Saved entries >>
▬▬▬

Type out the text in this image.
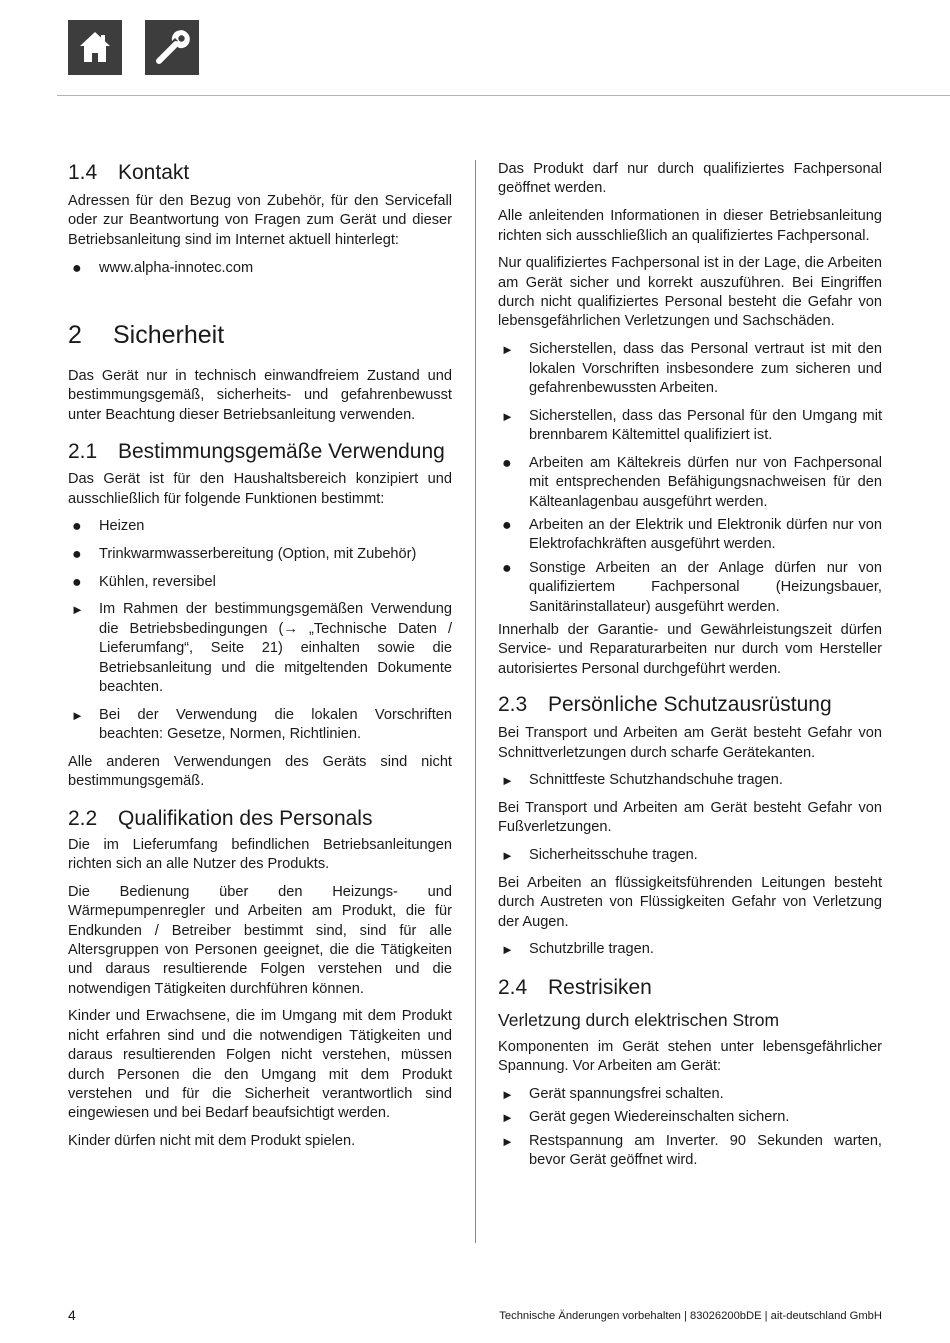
1.4 Kontakt
Adressen für den Bezug von Zubehör, für den Servicefall oder zur Beantwortung von Fragen zum Gerät und dieser Betriebsanleitung sind im Internet aktuell hinterlegt:
● www.alpha-innotec.com
2	Sicherheit
Das Gerät nur in technisch einwandfreiem Zustand und bestimmungsgemäß, sicherheits- und gefahrenbewusst unter Beachtung dieser Betriebsanleitung verwenden.
2.1 Bestimmungsgemäße Verwendung
Das Gerät ist für den Haushaltsbereich konzipiert und ausschließlich für folgende Funktionen bestimmt:
● Heizen
● Trinkwarmwasserbereitung (Option, mit Zubehör)
● Kühlen, reversibel
► Im Rahmen der bestimmungsgemäßen Verwendung die Betriebsbedingungen (→ „Technische Daten / Lieferumfang“, Seite 21) einhalten sowie die Betriebsanleitung und die mitgeltenden Dokumente beachten.
► Bei der Verwendung die lokalen Vorschriften beachten: Gesetze, Normen, Richtlinien.
Alle anderen Verwendungen des Geräts sind nicht bestimmungsgemäß.
2.2 Qualifikation des Personals
Die im Lieferumfang befindlichen Betriebsanleitungen richten sich an alle Nutzer des Produkts.
Die Bedienung über den Heizungs- und Wärmepumpenregler und Arbeiten am Produkt, die für Endkunden / Betreiber bestimmt sind, sind für alle Altersgruppen von Personen geeignet, die die Tätigkeiten und daraus resultierende Folgen verstehen und die notwendigen Tätigkeiten durchführen können.
Kinder und Erwachsene, die im Umgang mit dem Produkt nicht erfahren sind und die notwendigen Tätigkeiten und daraus resultierenden Folgen nicht verstehen, müssen durch Personen die den Umgang mit dem Produkt verstehen und für die Sicherheit verantwortlich sind eingewiesen und bei Bedarf beaufsichtigt werden.
Kinder dürfen nicht mit dem Produkt spielen.
Das Produkt darf nur durch qualifiziertes Fachpersonal geöffnet werden.
Alle anleitenden Informationen in dieser Betriebsanleitung richten sich ausschließlich an qualifiziertes Fachpersonal.
Nur qualifiziertes Fachpersonal ist in der Lage, die Arbeiten am Gerät sicher und korrekt auszuführen. Bei Eingriffen durch nicht qualifiziertes Personal besteht die Gefahr von lebensgefährlichen Verletzungen und Sachschäden.
► Sicherstellen, dass das Personal vertraut ist mit den lokalen Vorschriften insbesondere zum sicheren und gefahrenbewussten Arbeiten.
► Sicherstellen, dass das Personal für den Umgang mit brennbarem Kältemittel qualifiziert ist.
● Arbeiten am Kältekreis dürfen nur von Fachpersonal mit entsprechenden Befähigungsnachweisen für den Kälteanlagenbau ausgeführt werden.
● Arbeiten an der Elektrik und Elektronik dürfen nur von Elektrofachkräften ausgeführt werden.
● Sonstige Arbeiten an der Anlage dürfen nur von qualifiziertem Fachpersonal (Heizungsbauer, Sanitärinstallateur) ausgeführt werden.
Innerhalb der Garantie- und Gewährleistungszeit dürfen Service- und Reparaturarbeiten nur durch vom Hersteller autorisiertes Personal durchgeführt werden.
2.3 Persönliche Schutzausrüstung
Bei Transport und Arbeiten am Gerät besteht Gefahr von Schnittverletzungen durch scharfe Gerätekanten.
► Schnittfeste Schutzhandschuhe tragen.
Bei Transport und Arbeiten am Gerät besteht Gefahr von Fußverletzungen.
► Sicherheitsschuhe tragen.
Bei Arbeiten an flüssigkeitsführenden Leitungen besteht durch Austreten von Flüssigkeiten Gefahr von Verletzung der Augen.
► Schutzbrille tragen.
2.4 Restrisiken
Verletzung durch elektrischen Strom
Komponenten im Gerät stehen unter lebensgefährlicher Spannung. Vor Arbeiten am Gerät:
► Gerät spannungsfrei schalten.
► Gerät gegen Wiedereinschalten sichern.
► Restspannung am Inverter. 90 Sekunden warten, bevor Gerät geöffnet wird.
4	Technische Änderungen vorbehalten | 83026200bDE | ait-deutschland GmbH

▬▬▬

GOAL >>
Restate the full listing verbatim and drop every picture.

SOLUTION TO THIS EXERCISE >>
Type out the text in this image.
1.4 Kontakt
Adressen für den Bezug von Zubehör, für den Servicefall oder zur Beantwortung von Fragen zum Gerät und dieser Betriebsanleitung sind im Internet aktuell hinterlegt:
● www.alpha-innotec.com
2	Sicherheit
Das Gerät nur in technisch einwandfreiem Zustand und bestimmungsgemäß, sicherheits- und gefahrenbewusst unter Beachtung dieser Betriebsanleitung verwenden.
2.1 Bestimmungsgemäße Verwendung
Das Gerät ist für den Haushaltsbereich konzipiert und ausschließlich für folgende Funktionen bestimmt:
● Heizen
● Trinkwarmwasserbereitung (Option, mit Zubehör)
● Kühlen, reversibel
► Im Rahmen der bestimmungsgemäßen Verwendung die Betriebsbedingungen (→ „Technische Daten / Lieferumfang“, Seite 21) einhalten sowie die Betriebsanleitung und die mitgeltenden Dokumente beachten.
► Bei der Verwendung die lokalen Vorschriften beachten: Gesetze, Normen, Richtlinien.
Alle anderen Verwendungen des Geräts sind nicht bestimmungsgemäß.
2.2 Qualifikation des Personals
Die im Lieferumfang befindlichen Betriebsanleitungen richten sich an alle Nutzer des Produkts.
Die Bedienung über den Heizungs- und Wärmepumpenregler und Arbeiten am Produkt, die für Endkunden / Betreiber bestimmt sind, sind für alle Altersgruppen von Personen geeignet, die die Tätigkeiten und daraus resultierende Folgen verstehen und die notwendigen Tätigkeiten durchführen können.
Kinder und Erwachsene, die im Umgang mit dem Produkt nicht erfahren sind und die notwendigen Tätigkeiten und daraus resultierenden Folgen nicht verstehen, müssen durch Personen die den Umgang mit dem Produkt verstehen und für die Sicherheit verantwortlich sind eingewiesen und bei Bedarf beaufsichtigt werden.
Kinder dürfen nicht mit dem Produkt spielen.
Das Produkt darf nur durch qualifiziertes Fachpersonal geöffnet werden.
Alle anleitenden Informationen in dieser Betriebsanleitung richten sich ausschließlich an qualifiziertes Fachpersonal.
Nur qualifiziertes Fachpersonal ist in der Lage, die Arbeiten am Gerät sicher und korrekt auszuführen. Bei Eingriffen durch nicht qualifiziertes Personal besteht die Gefahr von lebensgefährlichen Verletzungen und Sachschäden.
► Sicherstellen, dass das Personal vertraut ist mit den lokalen Vorschriften insbesondere zum sicheren und gefahrenbewussten Arbeiten.
► Sicherstellen, dass das Personal für den Umgang mit brennbarem Kältemittel qualifiziert ist.
● Arbeiten am Kältekreis dürfen nur von Fachpersonal mit entsprechenden Befähigungsnachweisen für den Kälteanlagenbau ausgeführt werden.
● Arbeiten an der Elektrik und Elektronik dürfen nur von Elektrofachkräften ausgeführt werden.
● Sonstige Arbeiten an der Anlage dürfen nur von qualifiziertem Fachpersonal (Heizungsbauer, Sanitärinstallateur) ausgeführt werden.
Innerhalb der Garantie- und Gewährleistungszeit dürfen Service- und Reparaturarbeiten nur durch vom Hersteller autorisiertes Personal durchgeführt werden.
2.3 Persönliche Schutzausrüstung
Bei Transport und Arbeiten am Gerät besteht Gefahr von Schnittverletzungen durch scharfe Gerätekanten.
► Schnittfeste Schutzhandschuhe tragen.
Bei Transport und Arbeiten am Gerät besteht Gefahr von Fußverletzungen.
► Sicherheitsschuhe tragen.
Bei Arbeiten an flüssigkeitsführenden Leitungen besteht durch Austreten von Flüssigkeiten Gefahr von Verletzung der Augen.
► Schutzbrille tragen.
2.4 Restrisiken
Verletzung durch elektrischen Strom
Komponenten im Gerät stehen unter lebensgefährlicher Spannung. Vor Arbeiten am Gerät:
► Gerät spannungsfrei schalten.
► Gerät gegen Wiedereinschalten sichern.
► Restspannung am Inverter. 90 Sekunden warten, bevor Gerät geöffnet wird.
4	Technische Änderungen vorbehalten | 83026200bDE | ait-deutschland GmbH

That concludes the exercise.